# The task
Rewrite the rows from the first one through the line with "- staticText: 732: [620, 871, 703, 936]", changing every "interactable" to "clickable" and keeping everything else the same.
★ ★ ★ ★ ★
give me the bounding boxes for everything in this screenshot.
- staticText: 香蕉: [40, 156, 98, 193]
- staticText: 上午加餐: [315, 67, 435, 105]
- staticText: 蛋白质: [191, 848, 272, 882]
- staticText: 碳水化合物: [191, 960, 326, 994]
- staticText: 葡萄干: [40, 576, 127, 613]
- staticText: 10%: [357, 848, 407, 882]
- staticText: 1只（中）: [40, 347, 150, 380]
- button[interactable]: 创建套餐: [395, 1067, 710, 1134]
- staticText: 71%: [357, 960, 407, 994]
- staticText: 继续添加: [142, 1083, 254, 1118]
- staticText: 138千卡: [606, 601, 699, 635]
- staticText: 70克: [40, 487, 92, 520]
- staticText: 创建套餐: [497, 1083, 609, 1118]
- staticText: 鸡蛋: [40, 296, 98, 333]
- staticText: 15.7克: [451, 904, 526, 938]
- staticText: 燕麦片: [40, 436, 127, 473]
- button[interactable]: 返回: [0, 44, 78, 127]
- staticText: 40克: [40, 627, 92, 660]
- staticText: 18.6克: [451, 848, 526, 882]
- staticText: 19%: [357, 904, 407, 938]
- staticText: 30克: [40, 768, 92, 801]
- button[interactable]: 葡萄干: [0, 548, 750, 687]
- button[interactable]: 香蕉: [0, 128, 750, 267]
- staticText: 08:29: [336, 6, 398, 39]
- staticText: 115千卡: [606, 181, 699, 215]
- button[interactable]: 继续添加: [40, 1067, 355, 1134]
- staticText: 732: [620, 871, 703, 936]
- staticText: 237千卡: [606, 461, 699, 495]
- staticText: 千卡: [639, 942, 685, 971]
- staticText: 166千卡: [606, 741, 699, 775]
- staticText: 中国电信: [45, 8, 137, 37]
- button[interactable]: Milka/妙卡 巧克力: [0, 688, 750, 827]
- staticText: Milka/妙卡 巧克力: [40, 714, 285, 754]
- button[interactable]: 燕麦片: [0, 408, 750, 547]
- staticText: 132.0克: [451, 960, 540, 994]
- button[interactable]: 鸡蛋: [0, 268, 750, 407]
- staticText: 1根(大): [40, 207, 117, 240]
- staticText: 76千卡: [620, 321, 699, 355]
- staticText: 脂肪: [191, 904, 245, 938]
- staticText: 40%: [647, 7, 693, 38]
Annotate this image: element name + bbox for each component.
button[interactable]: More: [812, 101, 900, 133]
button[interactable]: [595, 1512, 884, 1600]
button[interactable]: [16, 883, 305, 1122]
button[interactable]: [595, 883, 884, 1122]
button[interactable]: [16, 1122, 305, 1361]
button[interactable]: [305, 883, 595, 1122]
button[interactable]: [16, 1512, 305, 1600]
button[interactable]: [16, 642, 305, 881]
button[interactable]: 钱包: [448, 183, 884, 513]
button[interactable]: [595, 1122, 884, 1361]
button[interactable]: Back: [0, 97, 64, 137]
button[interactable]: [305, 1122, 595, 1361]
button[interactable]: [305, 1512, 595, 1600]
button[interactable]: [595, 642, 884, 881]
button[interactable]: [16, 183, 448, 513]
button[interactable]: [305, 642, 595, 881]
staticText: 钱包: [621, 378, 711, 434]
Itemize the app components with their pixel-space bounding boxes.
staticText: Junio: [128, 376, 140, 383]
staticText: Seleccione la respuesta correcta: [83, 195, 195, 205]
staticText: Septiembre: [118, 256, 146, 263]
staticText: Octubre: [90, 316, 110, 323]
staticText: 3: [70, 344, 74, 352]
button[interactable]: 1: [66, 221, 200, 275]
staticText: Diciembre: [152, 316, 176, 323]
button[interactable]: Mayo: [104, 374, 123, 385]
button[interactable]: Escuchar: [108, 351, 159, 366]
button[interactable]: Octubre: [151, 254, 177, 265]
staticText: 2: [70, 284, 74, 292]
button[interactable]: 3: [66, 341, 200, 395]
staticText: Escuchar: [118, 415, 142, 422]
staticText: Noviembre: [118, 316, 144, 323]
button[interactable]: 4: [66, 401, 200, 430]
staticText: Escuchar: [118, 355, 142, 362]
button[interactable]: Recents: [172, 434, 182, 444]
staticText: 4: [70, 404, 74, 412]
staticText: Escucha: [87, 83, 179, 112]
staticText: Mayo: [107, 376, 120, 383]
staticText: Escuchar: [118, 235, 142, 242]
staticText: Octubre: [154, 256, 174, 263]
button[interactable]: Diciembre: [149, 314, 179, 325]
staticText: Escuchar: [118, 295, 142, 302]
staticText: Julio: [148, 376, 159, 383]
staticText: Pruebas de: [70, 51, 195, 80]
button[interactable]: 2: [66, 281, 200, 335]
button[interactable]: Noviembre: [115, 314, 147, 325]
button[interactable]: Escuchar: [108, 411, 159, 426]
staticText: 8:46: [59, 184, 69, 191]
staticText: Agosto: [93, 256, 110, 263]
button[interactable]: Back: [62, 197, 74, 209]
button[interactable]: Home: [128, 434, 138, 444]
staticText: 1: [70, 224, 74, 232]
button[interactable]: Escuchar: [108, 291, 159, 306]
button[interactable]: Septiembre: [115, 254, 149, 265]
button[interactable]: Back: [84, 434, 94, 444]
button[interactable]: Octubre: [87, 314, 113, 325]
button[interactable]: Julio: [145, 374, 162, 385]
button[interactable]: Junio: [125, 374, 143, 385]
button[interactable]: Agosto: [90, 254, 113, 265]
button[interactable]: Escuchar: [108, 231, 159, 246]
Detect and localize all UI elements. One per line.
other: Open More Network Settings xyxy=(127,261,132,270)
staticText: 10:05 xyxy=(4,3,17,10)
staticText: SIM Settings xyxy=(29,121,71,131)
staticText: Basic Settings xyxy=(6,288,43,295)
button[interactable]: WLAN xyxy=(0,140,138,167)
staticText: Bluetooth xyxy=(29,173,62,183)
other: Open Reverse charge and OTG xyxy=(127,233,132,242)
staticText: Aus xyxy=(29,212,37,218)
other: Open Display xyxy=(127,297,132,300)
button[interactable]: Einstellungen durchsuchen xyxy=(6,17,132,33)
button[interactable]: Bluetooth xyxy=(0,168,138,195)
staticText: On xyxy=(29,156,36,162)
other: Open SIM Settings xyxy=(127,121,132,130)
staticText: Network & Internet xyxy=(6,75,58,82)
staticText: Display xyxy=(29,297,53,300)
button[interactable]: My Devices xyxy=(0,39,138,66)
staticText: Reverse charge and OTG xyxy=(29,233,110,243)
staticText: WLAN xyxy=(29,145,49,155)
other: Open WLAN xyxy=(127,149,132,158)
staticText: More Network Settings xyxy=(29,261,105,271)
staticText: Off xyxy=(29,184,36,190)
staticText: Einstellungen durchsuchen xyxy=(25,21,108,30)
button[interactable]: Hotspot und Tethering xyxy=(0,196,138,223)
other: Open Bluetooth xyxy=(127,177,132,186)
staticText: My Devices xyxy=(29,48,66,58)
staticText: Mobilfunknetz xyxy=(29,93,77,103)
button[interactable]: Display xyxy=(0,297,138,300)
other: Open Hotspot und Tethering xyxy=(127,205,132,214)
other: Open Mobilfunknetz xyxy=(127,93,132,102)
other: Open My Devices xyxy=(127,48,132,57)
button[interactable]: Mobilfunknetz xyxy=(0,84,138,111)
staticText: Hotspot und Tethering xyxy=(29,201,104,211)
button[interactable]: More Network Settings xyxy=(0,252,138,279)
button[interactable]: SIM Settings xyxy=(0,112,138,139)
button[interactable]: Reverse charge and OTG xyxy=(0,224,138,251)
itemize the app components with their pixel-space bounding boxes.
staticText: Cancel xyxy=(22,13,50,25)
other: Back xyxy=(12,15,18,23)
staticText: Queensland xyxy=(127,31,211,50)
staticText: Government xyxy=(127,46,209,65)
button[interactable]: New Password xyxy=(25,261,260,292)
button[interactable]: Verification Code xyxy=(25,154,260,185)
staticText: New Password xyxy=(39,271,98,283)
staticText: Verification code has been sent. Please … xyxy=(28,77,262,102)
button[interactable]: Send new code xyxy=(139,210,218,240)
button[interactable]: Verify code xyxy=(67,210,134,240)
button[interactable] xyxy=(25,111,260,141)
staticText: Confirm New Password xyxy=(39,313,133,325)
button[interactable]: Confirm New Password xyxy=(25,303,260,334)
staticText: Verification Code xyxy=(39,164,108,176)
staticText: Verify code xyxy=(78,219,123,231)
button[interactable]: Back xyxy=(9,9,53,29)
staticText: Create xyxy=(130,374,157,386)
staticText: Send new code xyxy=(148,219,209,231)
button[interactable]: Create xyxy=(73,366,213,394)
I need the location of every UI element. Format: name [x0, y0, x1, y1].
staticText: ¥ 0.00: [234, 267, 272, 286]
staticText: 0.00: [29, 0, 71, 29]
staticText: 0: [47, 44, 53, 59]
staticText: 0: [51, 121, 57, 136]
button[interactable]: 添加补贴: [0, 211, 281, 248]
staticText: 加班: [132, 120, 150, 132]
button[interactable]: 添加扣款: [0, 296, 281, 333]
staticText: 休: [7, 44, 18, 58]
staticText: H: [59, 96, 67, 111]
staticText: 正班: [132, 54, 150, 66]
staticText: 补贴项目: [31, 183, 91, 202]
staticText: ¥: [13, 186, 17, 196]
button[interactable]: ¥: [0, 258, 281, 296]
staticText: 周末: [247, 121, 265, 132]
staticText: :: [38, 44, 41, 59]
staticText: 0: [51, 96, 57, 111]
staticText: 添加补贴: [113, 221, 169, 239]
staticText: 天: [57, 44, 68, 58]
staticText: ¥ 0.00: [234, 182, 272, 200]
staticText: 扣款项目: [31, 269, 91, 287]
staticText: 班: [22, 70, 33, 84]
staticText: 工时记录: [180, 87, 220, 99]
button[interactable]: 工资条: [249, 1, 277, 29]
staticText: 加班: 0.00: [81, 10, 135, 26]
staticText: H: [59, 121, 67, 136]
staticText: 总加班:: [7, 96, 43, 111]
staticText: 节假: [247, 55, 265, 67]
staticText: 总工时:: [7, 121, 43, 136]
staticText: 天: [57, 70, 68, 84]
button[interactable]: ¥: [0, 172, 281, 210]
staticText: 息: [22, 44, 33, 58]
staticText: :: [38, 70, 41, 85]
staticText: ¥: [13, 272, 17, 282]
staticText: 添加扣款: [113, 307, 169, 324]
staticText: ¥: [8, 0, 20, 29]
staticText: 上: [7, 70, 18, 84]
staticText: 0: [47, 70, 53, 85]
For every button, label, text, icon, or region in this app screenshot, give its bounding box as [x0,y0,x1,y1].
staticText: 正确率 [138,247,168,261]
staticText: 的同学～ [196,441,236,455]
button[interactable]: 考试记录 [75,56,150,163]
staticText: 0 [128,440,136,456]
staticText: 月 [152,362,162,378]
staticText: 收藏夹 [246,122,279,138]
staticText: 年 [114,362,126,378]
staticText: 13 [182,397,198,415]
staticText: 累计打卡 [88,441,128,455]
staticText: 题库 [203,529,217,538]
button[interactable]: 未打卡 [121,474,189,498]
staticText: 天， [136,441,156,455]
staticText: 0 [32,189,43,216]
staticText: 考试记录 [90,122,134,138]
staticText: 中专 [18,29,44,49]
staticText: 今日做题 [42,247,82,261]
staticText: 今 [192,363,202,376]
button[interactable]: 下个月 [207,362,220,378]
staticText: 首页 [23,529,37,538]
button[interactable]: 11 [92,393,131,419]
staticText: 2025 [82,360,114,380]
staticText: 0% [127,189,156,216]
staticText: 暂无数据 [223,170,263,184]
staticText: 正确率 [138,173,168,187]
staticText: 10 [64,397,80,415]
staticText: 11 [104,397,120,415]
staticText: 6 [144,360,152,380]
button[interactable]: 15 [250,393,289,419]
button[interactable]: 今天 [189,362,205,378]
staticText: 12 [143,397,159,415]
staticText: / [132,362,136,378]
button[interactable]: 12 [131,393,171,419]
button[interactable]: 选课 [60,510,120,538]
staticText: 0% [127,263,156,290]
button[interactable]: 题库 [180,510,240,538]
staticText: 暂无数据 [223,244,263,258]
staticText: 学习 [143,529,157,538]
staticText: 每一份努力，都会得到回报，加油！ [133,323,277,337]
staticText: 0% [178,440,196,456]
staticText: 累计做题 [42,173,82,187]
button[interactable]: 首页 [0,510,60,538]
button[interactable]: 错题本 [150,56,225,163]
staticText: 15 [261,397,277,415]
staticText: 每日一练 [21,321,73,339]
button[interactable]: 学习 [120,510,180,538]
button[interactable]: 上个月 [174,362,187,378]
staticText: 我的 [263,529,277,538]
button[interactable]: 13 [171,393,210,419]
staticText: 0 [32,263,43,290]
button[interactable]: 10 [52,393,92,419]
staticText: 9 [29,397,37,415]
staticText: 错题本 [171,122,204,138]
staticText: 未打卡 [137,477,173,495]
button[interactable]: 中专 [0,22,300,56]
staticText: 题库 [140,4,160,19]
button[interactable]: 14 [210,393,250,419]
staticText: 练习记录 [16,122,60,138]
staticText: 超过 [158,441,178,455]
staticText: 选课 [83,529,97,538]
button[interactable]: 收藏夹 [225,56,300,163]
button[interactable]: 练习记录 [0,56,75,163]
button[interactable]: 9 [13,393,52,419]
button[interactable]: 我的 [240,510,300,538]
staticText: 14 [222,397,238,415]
★ ★ ★ ★ ★
# The answer
give me the bounding boxes for everything in this screenshot.
- staticText: 香蕉: [40, 156, 98, 193]
- staticText: 上午加餐: [315, 67, 435, 105]
- staticText: 蛋白质: [191, 848, 272, 882]
- staticText: 碳水化合物: [191, 960, 326, 994]
- staticText: 葡萄干: [40, 576, 127, 613]
- staticText: 10%: [357, 848, 407, 882]
- staticText: 1只（中）: [40, 347, 150, 380]
- button[clickable]: 创建套餐: [395, 1067, 710, 1134]
- staticText: 71%: [357, 960, 407, 994]
- staticText: 继续添加: [142, 1083, 254, 1118]
- staticText: 138千卡: [606, 601, 699, 635]
- staticText: 70克: [40, 487, 92, 520]
- staticText: 创建套餐: [497, 1083, 609, 1118]
- staticText: 鸡蛋: [40, 296, 98, 333]
- staticText: 15.7克: [451, 904, 526, 938]
- staticText: 燕麦片: [40, 436, 127, 473]
- button[clickable]: 返回: [0, 44, 78, 127]
- staticText: 40克: [40, 627, 92, 660]
- staticText: 18.6克: [451, 848, 526, 882]
- staticText: 19%: [357, 904, 407, 938]
- staticText: 30克: [40, 768, 92, 801]
- button[clickable]: 葡萄干: [0, 548, 750, 687]
- button[clickable]: 香蕉: [0, 128, 750, 267]
- staticText: 08:29: [336, 6, 398, 39]
- staticText: 115千卡: [606, 181, 699, 215]
- button[clickable]: 继续添加: [40, 1067, 355, 1134]
- staticText: 732: [620, 871, 703, 936]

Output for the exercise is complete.